● Work to do: Reproduce the complete listing without any deviation.

A run of records
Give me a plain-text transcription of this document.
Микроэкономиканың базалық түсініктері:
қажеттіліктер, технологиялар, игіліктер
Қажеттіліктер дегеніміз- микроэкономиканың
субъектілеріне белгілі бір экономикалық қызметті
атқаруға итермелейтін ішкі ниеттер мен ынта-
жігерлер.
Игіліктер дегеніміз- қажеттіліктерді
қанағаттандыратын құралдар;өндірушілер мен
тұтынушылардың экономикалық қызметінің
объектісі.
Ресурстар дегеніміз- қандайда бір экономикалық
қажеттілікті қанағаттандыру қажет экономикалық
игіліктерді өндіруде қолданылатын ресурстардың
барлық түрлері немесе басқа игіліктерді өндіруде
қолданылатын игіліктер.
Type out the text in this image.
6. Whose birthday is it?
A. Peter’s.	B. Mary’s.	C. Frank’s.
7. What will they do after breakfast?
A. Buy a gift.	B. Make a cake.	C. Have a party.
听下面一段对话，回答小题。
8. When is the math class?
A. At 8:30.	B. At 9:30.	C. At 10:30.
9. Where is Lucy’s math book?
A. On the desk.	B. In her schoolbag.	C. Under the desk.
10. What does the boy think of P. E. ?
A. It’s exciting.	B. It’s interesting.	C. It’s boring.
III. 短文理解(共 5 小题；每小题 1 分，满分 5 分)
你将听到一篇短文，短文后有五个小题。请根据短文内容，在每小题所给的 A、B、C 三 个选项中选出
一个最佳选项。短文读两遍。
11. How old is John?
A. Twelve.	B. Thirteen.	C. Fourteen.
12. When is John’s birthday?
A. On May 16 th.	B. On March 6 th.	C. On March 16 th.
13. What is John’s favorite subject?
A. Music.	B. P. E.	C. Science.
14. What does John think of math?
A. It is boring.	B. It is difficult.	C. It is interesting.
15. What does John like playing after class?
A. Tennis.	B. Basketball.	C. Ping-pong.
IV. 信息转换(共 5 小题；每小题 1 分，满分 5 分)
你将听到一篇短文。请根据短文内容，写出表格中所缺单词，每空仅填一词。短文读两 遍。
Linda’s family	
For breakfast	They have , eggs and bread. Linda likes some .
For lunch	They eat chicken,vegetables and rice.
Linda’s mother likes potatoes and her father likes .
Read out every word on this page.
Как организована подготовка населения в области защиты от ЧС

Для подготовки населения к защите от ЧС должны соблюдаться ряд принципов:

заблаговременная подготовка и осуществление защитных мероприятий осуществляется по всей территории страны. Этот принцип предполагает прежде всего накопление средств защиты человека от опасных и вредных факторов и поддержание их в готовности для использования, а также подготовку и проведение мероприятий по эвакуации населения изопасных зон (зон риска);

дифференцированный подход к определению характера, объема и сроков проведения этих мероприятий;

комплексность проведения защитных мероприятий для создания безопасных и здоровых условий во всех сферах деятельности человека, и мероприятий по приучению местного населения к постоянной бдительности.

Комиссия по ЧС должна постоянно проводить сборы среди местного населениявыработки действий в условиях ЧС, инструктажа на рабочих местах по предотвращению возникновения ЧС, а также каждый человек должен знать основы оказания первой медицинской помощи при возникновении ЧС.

● Response to this exercise:
Give me a plain-text transcription of this document.
Микроэкономиканың базалық түсініктері:
қажеттіліктер, технологиялар, игіліктер
Қажеттіліктер дегеніміз- микроэкономиканың
субъектілеріне белгілі бір экономикалық қызметті
атқаруға итермелейтін ішкі ниеттер мен ынта-
жігерлер.
Игіліктер дегеніміз- қажеттіліктерді
қанағаттандыратын құралдар;өндірушілер мен
тұтынушылардың экономикалық қызметінің
объектісі.
Ресурстар дегеніміз- қандайда бір экономикалық
қажеттілікті қанағаттандыру қажет экономикалық
игіліктерді өндіруде қолданылатын ресурстардың
барлық түрлері немесе басқа игіліктерді өндіруде
қолданылатын игіліктер.
Type out the text in this image.
6. Whose birthday is it?
A. Peter’s.	B. Mary’s.	C. Frank’s.
7. What will they do after breakfast?
A. Buy a gift.	B. Make a cake.	C. Have a party.
听下面一段对话，回答小题。
8. When is the math class?
A. At 8:30.	B. At 9:30.	C. At 10:30.
9. Where is Lucy’s math book?
A. On the desk.	B. In her schoolbag.	C. Under the desk.
10. What does the boy think of P. E. ?
A. It’s exciting.	B. It’s interesting.	C. It’s boring.
III. 短文理解(共 5 小题；每小题 1 分，满分 5 分)
你将听到一篇短文，短文后有五个小题。请根据短文内容，在每小题所给的 A、B、C 三 个选项中选出
一个最佳选项。短文读两遍。
11. How old is John?
A. Twelve.	B. Thirteen.	C. Fourteen.
12. When is John’s birthday?
A. On May 16 th.	B. On March 6 th.	C. On March 16 th.
13. What is John’s favorite subject?
A. Music.	B. P. E.	C. Science.
14. What does John think of math?
A. It is boring.	B. It is difficult.	C. It is interesting.
15. What does John like playing after class?
A. Tennis.	B. Basketball.	C. Ping-pong.
IV. 信息转换(共 5 小题；每小题 1 分，满分 5 分)
你将听到一篇短文。请根据短文内容，写出表格中所缺单词，每空仅填一词。短文读两 遍。
Linda’s family	
For breakfast	They have , eggs and bread. Linda likes some .
For lunch	They eat chicken,vegetables and rice.
Linda’s mother likes potatoes and her father likes .
Read out every word on this page.
Как организована подготовка населения в области защиты от ЧС

Для подготовки населения к защите от ЧС должны соблюдаться ряд принципов:

заблаговременная подготовка и осуществление защитных мероприятий осуществляется по всей территории страны. Этот принцип предполагает прежде всего накопление средств защиты человека от опасных и вредных факторов и поддержание их в готовности для использования, а также подготовку и проведение мероприятий по эвакуации населения изопасных зон (зон риска);

дифференцированный подход к определению характера, объема и сроков проведения этих мероприятий;

комплексность проведения защитных мероприятий для создания безопасных и здоровых условий во всех сферах деятельности человека, и мероприятий по приучению местного населения к постоянной бдительности.

Комиссия по ЧС должна постоянно проводить сборы среди местного населениявыработки действий в условиях ЧС, инструктажа на рабочих местах по предотвращению возникновения ЧС, а также каждый человек должен знать основы оказания первой медицинской помощи при возникновении ЧС.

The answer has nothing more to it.